[[ SUPPLIED ENTRIES, beginning ]]
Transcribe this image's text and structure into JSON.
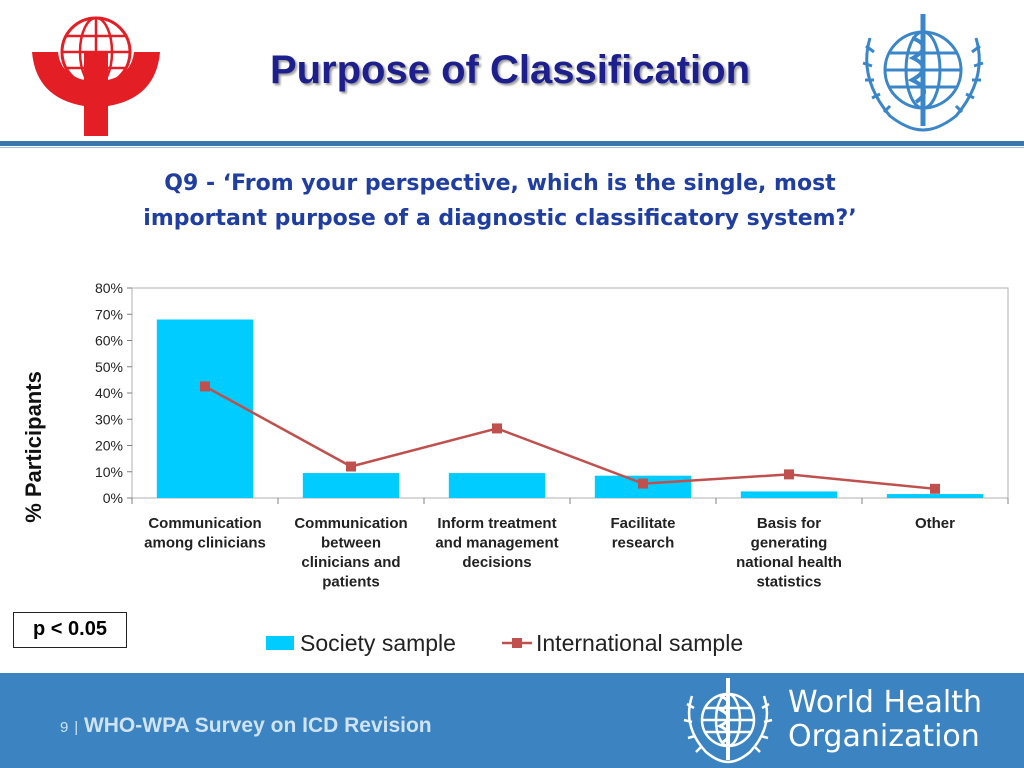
{
  "header": {
    "title": "Purpose of Classification",
    "left_logo": "wpa-globe-logo",
    "right_logo": "who-emblem-logo"
  },
  "question": {
    "line1": "Q9 - ‘From your perspective, which is the single, most",
    "line2": "important purpose of a diagnostic classificatory system?’"
  },
  "chart_data": {
    "type": "bar",
    "categories": [
      [
        "Communication",
        "among clinicians"
      ],
      [
        "Communication",
        "between",
        "clinicians and",
        "patients"
      ],
      [
        "Inform treatment",
        "and management",
        "decisions"
      ],
      [
        "Facilitate",
        "research"
      ],
      [
        "Basis for",
        "generating",
        "national health",
        "statistics"
      ],
      [
        "Other"
      ]
    ],
    "series": [
      {
        "name": "Society sample",
        "kind": "bar",
        "color": "#00ccff",
        "values": [
          68,
          9.5,
          9.5,
          8.5,
          2.5,
          1.5
        ]
      },
      {
        "name": "International sample",
        "kind": "line",
        "color": "#c0504d",
        "values": [
          42.5,
          12,
          26.5,
          5.5,
          9,
          3.5
        ]
      }
    ],
    "ylabel": "% Participants",
    "yticks": [
      "0%",
      "10%",
      "20%",
      "30%",
      "40%",
      "50%",
      "60%",
      "70%",
      "80%"
    ],
    "ylim": [
      0,
      80
    ],
    "grid": false,
    "legend": "bottom"
  },
  "note": "p < 0.05",
  "footer": {
    "page": "9",
    "separator": "|",
    "text": "WHO-WPA Survey on ICD Revision",
    "org_line1": "World Health",
    "org_line2": "Organization",
    "color": "#3b84c1"
  }
}
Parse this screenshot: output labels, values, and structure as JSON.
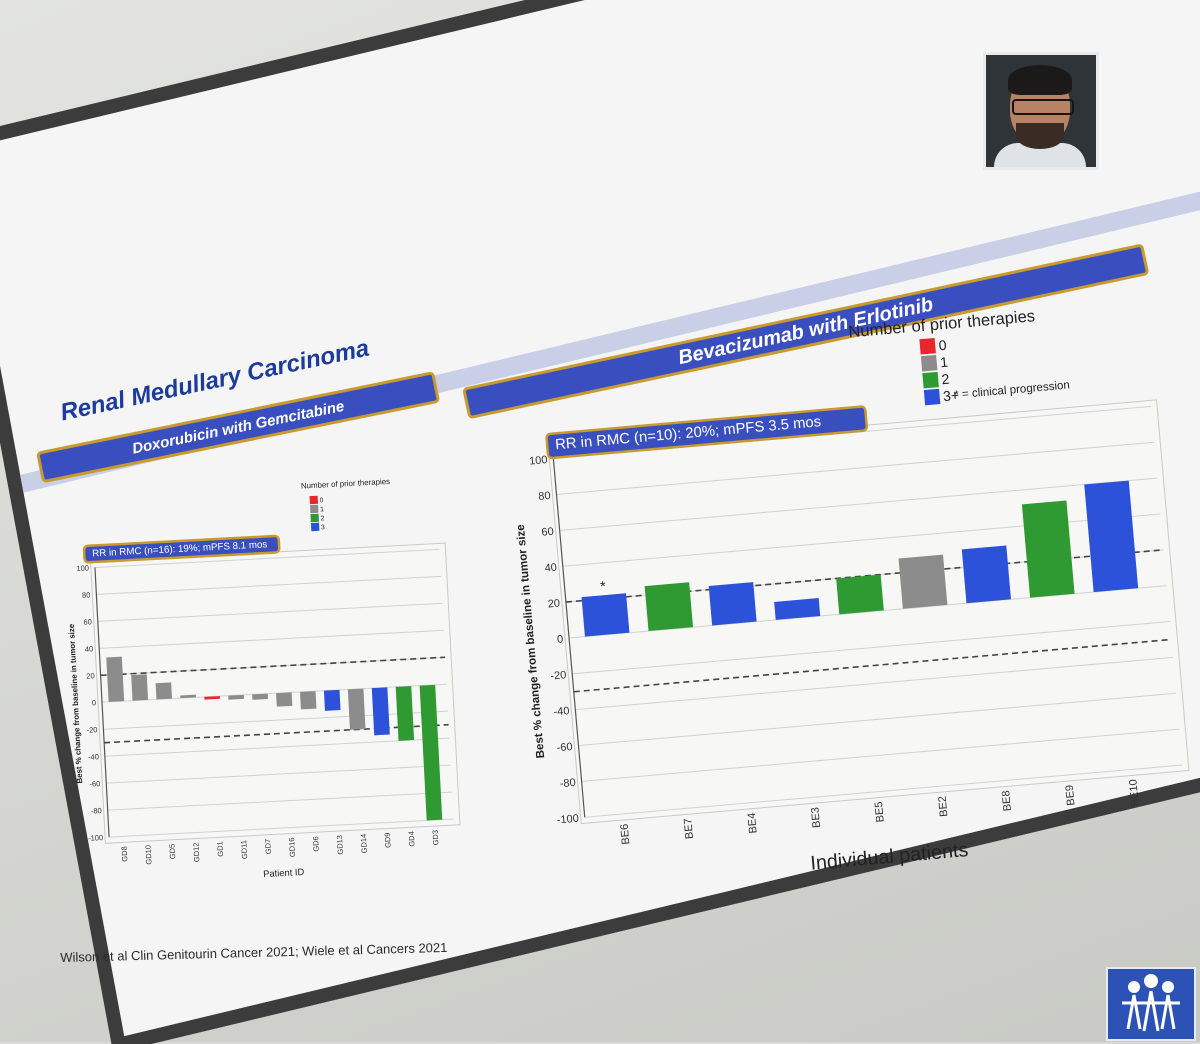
{
  "slide": {
    "title": "Renal Medullary Carcinoma",
    "citation": "Wilson et al Clin Genitourin Cancer 2021; Wiele et al Cancers 2021"
  },
  "colors": {
    "therapy_0": "#e8262c",
    "therapy_1": "#8c8c8c",
    "therapy_2": "#2f9a32",
    "therapy_3": "#2c52d9"
  },
  "chart_data": [
    {
      "type": "bar",
      "section_title": "Doxorubicin with Gemcitabine",
      "annotation": "RR in RMC (n=16): 19%; mPFS 8.1 mos",
      "legend_title": "Number of prior therapies",
      "legend": [
        {
          "label": "0",
          "color": "#e8262c"
        },
        {
          "label": "1",
          "color": "#8c8c8c"
        },
        {
          "label": "2",
          "color": "#2f9a32"
        },
        {
          "label": "3",
          "color": "#2c52d9"
        }
      ],
      "xlabel": "Patient ID",
      "ylabel": "Best % change from baseline in tumor size",
      "ylim": [
        -100,
        100
      ],
      "yticks": [
        "100",
        "80",
        "60",
        "40",
        "20",
        "0",
        "-20",
        "-40",
        "-60",
        "-80",
        "-100"
      ],
      "reference_lines": [
        20,
        -30
      ],
      "categories": [
        "GD8",
        "GD10",
        "GD5",
        "GD12",
        "GD1",
        "GD11",
        "GD7",
        "GD16",
        "GD6",
        "GD13",
        "GD14",
        "GD9",
        "GD4",
        "GD3"
      ],
      "values": [
        33,
        19,
        12,
        2,
        -2,
        -3,
        -4,
        -10,
        -13,
        -15,
        -30,
        -35,
        -40,
        -100
      ],
      "prior_therapies": [
        "1",
        "1",
        "1",
        "1",
        "0",
        "1",
        "1",
        "1",
        "1",
        "3",
        "1",
        "3",
        "2",
        "2"
      ]
    },
    {
      "type": "bar",
      "section_title": "Bevacizumab with Erlotinib",
      "annotation": "RR in RMC (n=10): 20%; mPFS 3.5 mos",
      "legend_title": "Number of prior therapies",
      "legend": [
        {
          "label": "0",
          "color": "#e8262c"
        },
        {
          "label": "1",
          "color": "#8c8c8c"
        },
        {
          "label": "2",
          "color": "#2f9a32"
        },
        {
          "label": "3+",
          "color": "#2c52d9"
        }
      ],
      "note": "* = clinical progression",
      "star_marker": "*",
      "xlabel": "Individual patients",
      "ylabel": "Best % change from baseline in tumor size",
      "ylim": [
        -100,
        100
      ],
      "yticks": [
        "100",
        "80",
        "60",
        "40",
        "20",
        "0",
        "-20",
        "-40",
        "-60",
        "-80",
        "-100"
      ],
      "reference_lines": [
        20,
        -30
      ],
      "categories": [
        "BE6",
        "BE7",
        "BE4",
        "BE3",
        "BE5",
        "BE2",
        "BE8",
        "BE9",
        "BE10"
      ],
      "values": [
        22,
        25,
        22,
        10,
        20,
        28,
        30,
        52,
        60
      ],
      "prior_therapies": [
        "3",
        "2",
        "3",
        "3",
        "2",
        "1",
        "3",
        "2",
        "3"
      ],
      "starred": [
        "BE6"
      ]
    }
  ]
}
[[ SUPPLIED ENTRIES, end ]]
WHAT IS EXPECTED
Using the entries above, state the number of lines that include "with". Add nothing else.

ANSWER SECTION
2